Note each line where "JSON" appears, and copy it.
## Start MATERIAL SHOWN
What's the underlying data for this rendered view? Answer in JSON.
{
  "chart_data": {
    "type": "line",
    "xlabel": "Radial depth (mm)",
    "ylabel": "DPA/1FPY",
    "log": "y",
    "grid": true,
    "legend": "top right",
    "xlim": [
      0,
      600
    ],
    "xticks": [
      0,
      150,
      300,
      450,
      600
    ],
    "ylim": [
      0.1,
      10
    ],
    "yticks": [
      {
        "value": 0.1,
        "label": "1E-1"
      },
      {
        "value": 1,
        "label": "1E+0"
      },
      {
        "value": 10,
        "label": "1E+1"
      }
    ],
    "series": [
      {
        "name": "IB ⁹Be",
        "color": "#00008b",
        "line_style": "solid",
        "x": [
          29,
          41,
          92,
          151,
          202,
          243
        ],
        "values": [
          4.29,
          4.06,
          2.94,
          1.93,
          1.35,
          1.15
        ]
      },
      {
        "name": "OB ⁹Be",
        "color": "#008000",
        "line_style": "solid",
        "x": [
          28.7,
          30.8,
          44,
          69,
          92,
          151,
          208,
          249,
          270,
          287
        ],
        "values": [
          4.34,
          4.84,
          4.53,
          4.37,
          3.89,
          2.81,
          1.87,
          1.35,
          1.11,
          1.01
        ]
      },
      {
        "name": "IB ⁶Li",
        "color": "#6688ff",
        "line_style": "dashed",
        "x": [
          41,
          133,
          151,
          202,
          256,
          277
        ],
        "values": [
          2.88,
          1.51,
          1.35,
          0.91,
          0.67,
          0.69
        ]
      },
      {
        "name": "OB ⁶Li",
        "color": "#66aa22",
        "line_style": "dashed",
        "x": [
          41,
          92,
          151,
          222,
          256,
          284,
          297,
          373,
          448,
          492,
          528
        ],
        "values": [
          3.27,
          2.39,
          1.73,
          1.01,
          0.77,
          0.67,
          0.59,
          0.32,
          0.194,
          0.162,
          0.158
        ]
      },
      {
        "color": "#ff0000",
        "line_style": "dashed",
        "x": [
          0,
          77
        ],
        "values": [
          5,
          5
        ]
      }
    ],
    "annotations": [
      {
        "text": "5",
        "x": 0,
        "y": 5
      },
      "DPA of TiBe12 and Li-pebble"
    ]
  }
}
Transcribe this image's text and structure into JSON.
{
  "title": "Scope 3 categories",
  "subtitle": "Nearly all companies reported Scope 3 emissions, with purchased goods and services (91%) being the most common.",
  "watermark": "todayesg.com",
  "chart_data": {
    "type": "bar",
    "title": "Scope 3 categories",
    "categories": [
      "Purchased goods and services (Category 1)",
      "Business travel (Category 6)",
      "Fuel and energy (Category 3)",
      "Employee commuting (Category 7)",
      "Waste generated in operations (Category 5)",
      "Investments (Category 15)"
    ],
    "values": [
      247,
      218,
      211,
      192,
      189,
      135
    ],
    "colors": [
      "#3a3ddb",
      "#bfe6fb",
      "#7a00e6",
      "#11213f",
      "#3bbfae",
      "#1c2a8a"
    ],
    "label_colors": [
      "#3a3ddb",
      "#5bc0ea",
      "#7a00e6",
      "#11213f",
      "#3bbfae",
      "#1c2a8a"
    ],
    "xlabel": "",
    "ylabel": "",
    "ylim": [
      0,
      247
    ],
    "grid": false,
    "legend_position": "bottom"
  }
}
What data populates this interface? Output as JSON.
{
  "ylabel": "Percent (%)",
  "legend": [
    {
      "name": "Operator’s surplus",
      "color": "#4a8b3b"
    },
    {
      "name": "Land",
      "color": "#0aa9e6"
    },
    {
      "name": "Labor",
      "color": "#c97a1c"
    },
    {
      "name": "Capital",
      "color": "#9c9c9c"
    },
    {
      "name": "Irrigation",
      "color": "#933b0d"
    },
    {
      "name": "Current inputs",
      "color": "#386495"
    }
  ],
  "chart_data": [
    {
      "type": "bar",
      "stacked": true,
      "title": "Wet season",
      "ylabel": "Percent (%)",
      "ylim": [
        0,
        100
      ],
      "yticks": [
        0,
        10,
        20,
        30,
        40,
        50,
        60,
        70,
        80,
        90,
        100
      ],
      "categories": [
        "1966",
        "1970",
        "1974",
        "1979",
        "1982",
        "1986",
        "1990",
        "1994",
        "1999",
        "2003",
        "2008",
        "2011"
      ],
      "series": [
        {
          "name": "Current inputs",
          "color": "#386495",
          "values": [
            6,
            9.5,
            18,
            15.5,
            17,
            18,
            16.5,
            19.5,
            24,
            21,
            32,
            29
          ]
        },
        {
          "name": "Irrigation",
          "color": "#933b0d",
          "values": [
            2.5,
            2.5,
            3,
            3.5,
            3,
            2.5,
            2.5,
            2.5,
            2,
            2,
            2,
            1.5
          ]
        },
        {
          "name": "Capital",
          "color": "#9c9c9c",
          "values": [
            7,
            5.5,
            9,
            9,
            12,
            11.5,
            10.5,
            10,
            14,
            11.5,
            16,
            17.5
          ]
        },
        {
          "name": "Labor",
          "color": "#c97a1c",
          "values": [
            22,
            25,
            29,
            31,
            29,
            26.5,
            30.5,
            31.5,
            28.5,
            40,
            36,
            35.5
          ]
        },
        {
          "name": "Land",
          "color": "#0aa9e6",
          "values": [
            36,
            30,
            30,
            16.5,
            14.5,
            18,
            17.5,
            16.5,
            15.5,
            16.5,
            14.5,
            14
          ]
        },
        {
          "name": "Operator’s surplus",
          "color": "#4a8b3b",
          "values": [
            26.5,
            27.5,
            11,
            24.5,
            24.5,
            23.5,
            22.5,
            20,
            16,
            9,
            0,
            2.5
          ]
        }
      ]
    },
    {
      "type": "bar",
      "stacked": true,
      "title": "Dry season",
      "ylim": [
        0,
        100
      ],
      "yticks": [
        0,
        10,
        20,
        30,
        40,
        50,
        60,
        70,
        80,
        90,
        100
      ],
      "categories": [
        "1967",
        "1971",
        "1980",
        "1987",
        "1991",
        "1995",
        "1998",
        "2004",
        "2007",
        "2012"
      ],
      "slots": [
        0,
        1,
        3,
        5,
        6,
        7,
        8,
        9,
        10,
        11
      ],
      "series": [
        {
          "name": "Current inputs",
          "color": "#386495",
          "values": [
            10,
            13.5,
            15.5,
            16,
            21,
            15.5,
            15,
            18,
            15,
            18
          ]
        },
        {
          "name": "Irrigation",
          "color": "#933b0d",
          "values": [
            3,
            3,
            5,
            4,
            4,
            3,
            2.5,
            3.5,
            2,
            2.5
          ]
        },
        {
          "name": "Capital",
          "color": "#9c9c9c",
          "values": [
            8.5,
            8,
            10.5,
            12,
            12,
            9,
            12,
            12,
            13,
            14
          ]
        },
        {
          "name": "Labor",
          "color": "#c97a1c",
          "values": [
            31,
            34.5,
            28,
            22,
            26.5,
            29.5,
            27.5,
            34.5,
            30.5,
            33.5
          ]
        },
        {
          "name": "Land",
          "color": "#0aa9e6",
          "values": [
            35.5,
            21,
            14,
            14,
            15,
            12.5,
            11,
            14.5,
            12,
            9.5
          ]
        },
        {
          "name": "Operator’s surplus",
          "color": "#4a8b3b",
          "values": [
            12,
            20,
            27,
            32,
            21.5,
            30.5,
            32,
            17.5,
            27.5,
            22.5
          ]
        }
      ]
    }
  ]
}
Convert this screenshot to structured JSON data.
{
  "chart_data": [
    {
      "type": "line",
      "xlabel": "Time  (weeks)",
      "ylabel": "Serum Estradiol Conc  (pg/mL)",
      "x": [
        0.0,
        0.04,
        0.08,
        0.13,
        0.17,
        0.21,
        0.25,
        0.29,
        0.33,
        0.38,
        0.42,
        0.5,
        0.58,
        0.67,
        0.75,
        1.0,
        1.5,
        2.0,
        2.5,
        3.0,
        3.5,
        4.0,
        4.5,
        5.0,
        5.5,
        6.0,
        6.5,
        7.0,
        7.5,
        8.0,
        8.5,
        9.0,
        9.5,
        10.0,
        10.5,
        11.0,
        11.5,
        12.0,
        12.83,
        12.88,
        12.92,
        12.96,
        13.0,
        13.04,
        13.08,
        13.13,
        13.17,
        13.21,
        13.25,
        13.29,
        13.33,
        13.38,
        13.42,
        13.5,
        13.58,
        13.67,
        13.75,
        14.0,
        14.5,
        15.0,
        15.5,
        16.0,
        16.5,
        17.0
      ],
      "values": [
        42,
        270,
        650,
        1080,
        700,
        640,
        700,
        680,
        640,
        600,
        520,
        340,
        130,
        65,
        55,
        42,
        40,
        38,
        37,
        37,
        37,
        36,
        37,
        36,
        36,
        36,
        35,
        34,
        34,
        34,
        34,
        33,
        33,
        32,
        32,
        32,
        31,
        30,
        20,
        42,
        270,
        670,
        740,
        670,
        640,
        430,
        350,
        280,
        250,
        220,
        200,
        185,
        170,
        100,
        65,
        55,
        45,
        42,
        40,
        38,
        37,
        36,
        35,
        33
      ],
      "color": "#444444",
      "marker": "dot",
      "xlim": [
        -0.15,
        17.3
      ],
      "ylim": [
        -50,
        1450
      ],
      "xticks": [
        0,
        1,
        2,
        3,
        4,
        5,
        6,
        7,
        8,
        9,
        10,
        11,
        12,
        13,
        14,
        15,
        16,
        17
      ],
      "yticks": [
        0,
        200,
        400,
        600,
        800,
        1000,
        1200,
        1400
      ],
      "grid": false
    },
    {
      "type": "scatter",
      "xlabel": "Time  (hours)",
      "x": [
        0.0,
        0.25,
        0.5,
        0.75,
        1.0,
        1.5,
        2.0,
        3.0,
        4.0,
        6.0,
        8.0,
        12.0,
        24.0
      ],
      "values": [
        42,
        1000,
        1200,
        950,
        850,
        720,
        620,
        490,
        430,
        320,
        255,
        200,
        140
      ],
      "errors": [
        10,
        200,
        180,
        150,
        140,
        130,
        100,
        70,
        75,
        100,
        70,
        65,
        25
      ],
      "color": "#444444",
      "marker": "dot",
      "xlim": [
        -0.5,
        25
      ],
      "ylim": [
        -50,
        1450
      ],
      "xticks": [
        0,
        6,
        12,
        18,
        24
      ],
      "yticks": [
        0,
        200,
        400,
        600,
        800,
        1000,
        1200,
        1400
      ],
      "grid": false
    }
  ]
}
## End MATERIAL SHOWN
## TASK RESPONSE:
What's the underlying data for this rendered view? Answer in JSON.
Transcribe this image's text and structure into JSON.
What data populates this interface? Output as JSON.
Convert this screenshot to structured JSON data.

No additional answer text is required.